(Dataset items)
============================================================
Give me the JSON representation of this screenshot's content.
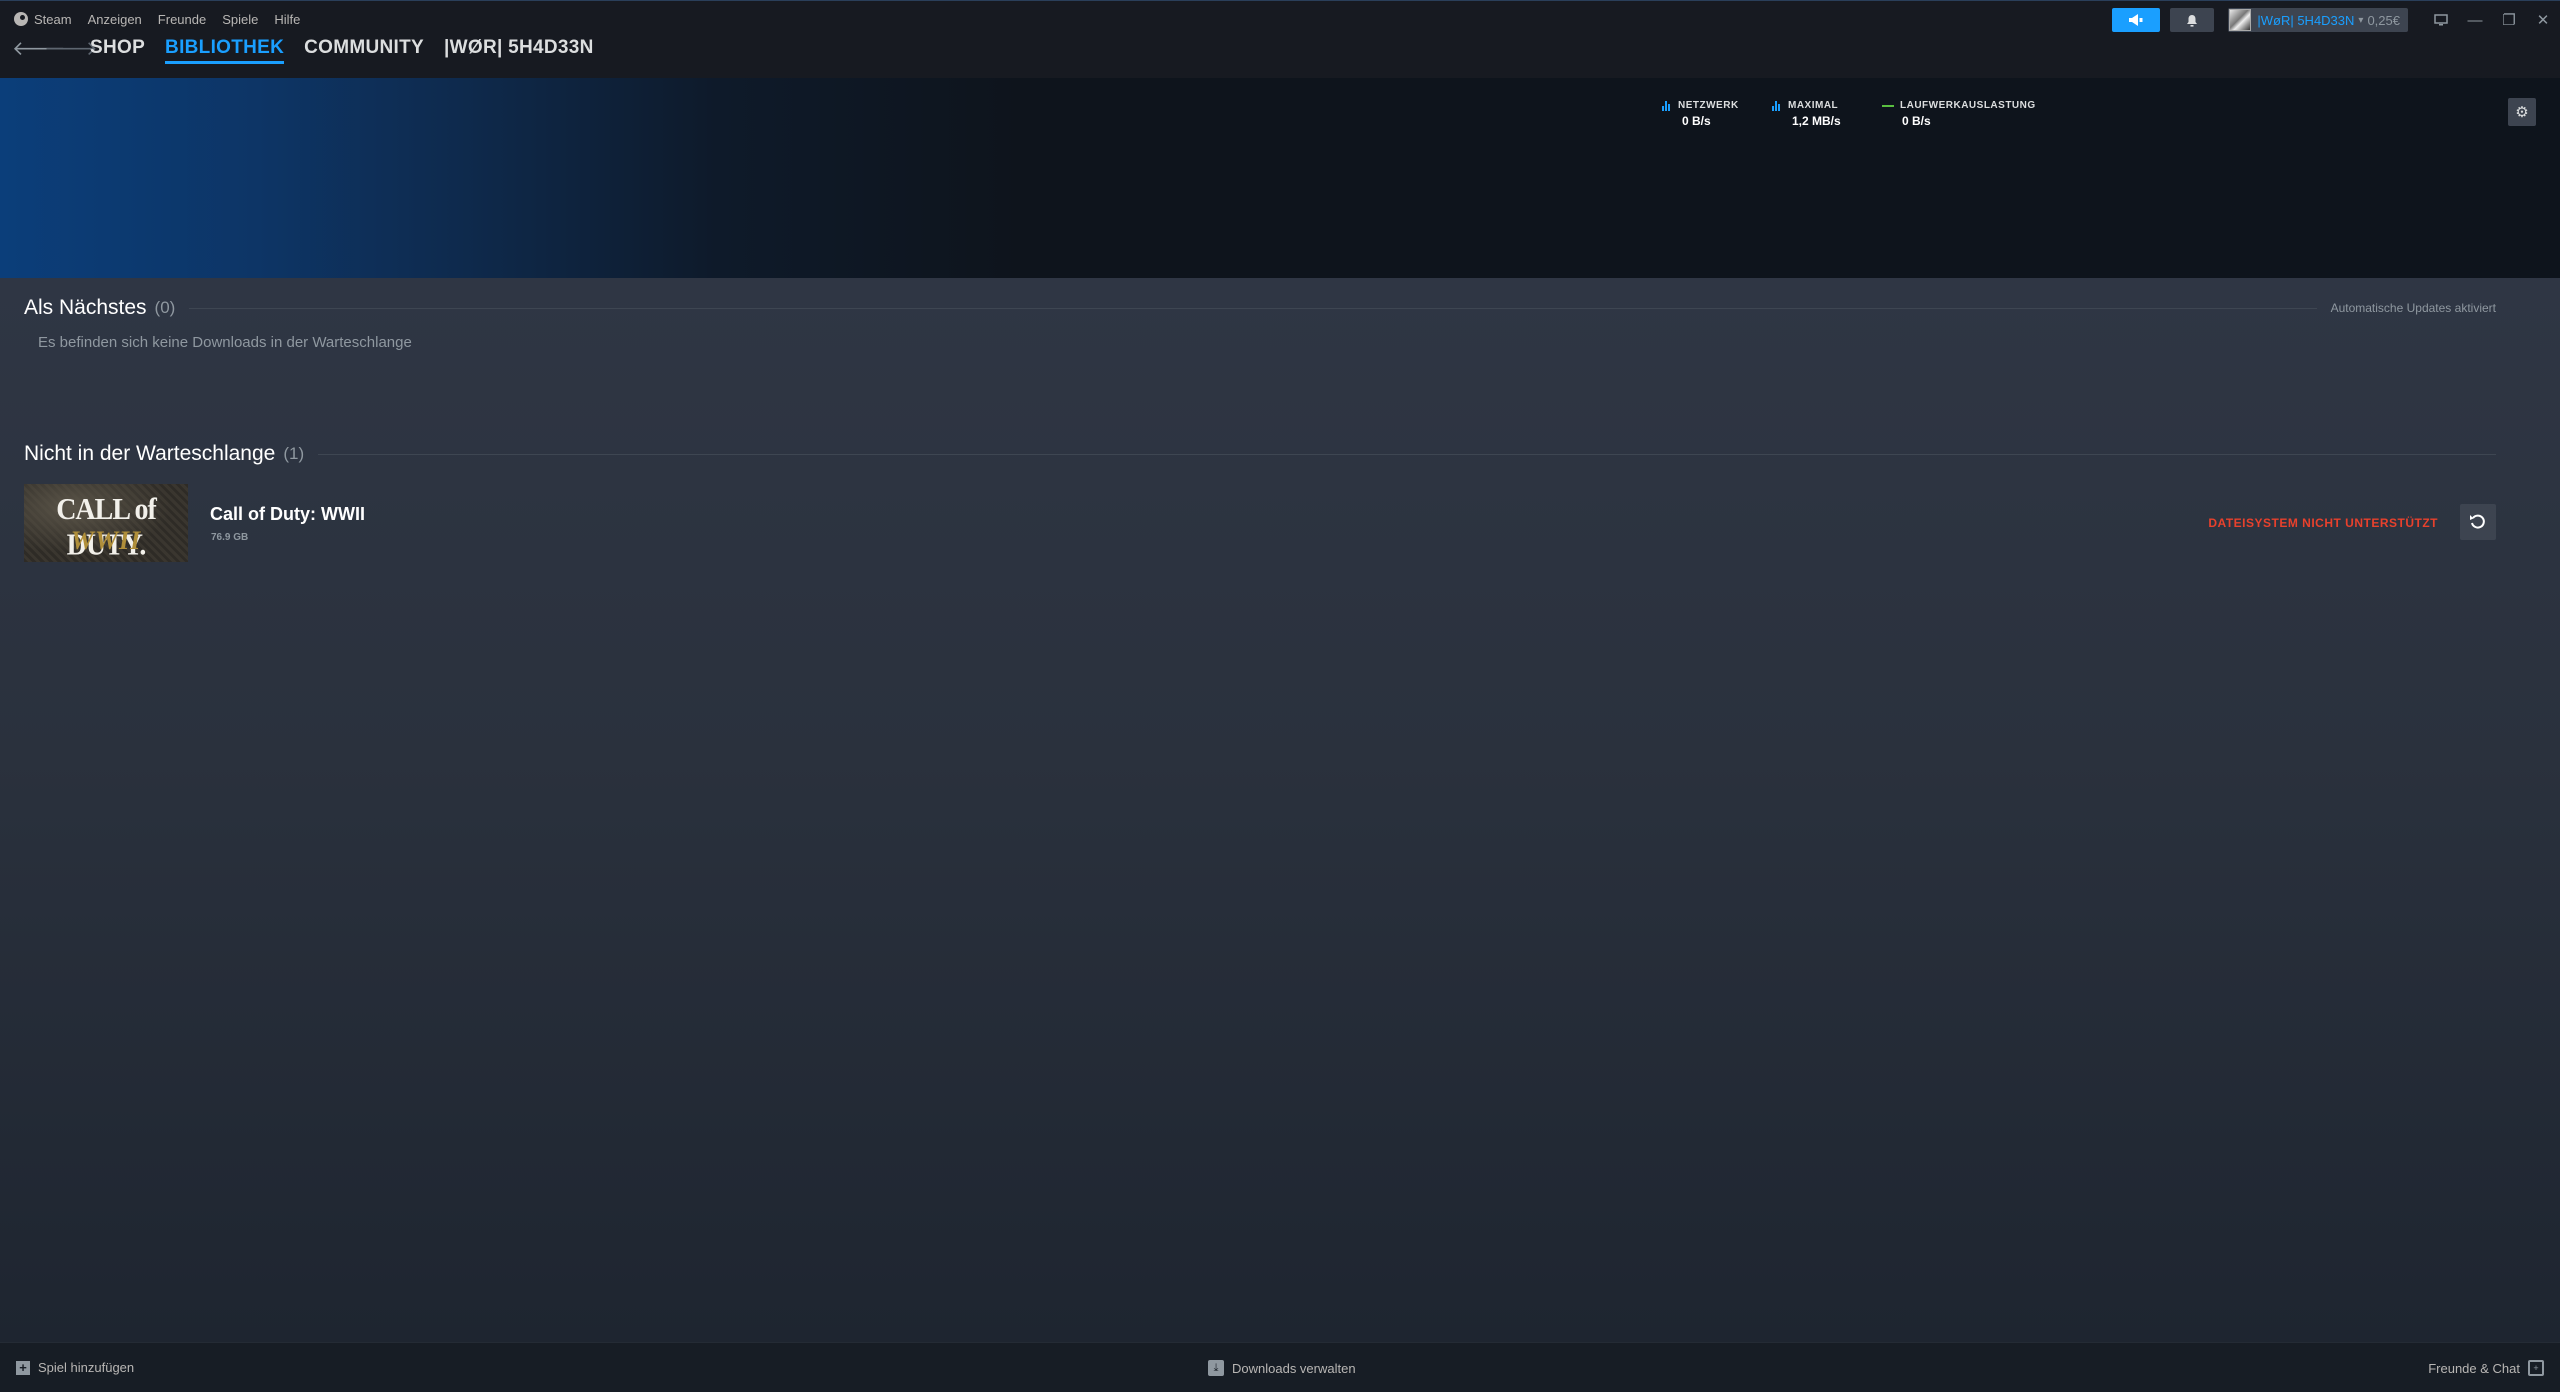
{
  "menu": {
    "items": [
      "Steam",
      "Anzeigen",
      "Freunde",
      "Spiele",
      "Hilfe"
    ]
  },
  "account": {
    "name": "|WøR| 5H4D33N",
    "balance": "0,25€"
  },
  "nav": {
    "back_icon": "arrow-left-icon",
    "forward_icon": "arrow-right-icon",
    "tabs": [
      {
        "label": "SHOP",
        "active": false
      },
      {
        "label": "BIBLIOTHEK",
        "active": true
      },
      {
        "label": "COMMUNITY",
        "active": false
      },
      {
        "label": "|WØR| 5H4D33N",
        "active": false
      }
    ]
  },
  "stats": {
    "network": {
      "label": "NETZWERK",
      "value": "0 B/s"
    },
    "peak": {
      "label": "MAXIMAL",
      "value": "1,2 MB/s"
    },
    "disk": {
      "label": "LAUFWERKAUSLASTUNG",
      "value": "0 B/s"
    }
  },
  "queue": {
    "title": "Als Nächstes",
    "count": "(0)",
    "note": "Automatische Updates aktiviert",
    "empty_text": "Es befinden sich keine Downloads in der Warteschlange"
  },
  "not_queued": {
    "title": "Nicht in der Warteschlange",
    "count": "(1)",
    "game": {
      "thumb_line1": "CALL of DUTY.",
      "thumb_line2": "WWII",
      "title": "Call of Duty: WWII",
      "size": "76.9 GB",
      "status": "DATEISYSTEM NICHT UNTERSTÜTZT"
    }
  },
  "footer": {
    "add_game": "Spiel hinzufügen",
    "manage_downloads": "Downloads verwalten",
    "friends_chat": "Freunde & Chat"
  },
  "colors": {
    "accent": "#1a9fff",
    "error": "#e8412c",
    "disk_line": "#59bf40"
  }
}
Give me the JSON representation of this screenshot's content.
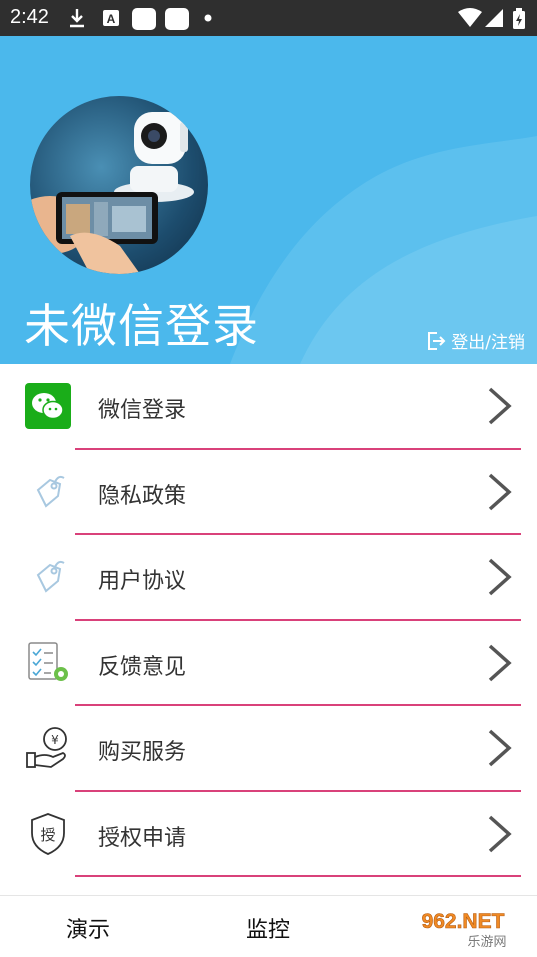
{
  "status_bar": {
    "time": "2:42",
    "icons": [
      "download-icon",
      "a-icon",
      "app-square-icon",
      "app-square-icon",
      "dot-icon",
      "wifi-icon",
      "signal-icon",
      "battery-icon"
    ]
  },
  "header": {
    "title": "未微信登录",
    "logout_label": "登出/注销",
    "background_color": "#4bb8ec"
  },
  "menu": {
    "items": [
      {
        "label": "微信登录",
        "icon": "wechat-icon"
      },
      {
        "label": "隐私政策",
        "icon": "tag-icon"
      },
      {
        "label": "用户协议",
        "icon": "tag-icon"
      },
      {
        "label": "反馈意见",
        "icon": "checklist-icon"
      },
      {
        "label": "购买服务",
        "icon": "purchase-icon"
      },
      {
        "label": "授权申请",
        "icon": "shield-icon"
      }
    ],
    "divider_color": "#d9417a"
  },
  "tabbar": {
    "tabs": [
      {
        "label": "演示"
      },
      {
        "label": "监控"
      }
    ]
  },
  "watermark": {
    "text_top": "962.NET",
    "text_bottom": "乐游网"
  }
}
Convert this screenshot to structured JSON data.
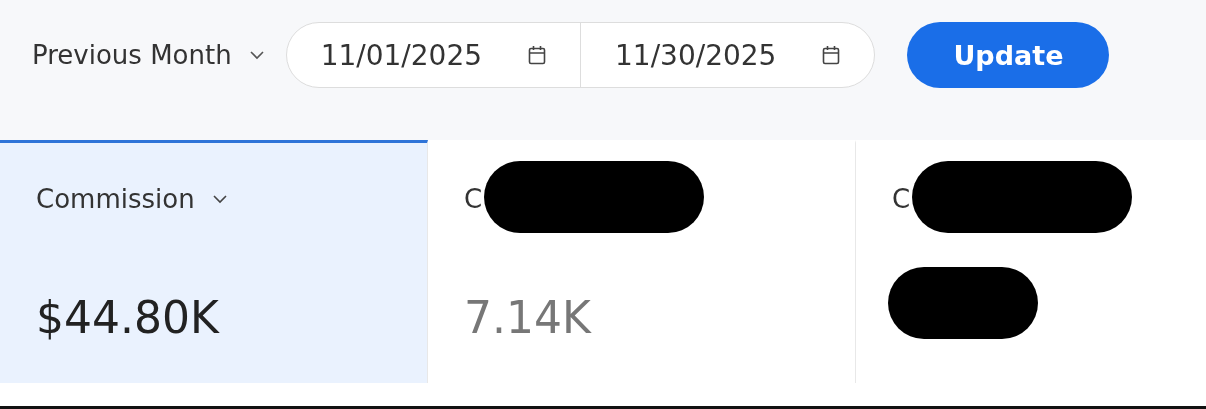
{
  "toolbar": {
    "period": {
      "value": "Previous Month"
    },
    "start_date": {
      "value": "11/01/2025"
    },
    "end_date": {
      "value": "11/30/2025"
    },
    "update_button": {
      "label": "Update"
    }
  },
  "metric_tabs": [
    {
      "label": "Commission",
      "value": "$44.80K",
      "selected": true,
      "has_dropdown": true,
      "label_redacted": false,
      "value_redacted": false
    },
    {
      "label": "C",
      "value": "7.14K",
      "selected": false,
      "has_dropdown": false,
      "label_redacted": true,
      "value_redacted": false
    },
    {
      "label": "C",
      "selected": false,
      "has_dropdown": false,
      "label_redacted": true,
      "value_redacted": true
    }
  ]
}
============================================================
**EXERCISE DIRECTIONS**: From the listing, copy every line where the string "title" appears.

**SOLUTION**:
    "title": "Als Nächstes",
    "title": "Nicht in der Warteschlange",
      "title": "Call of Duty: WWII",
    "title": "未微信登录",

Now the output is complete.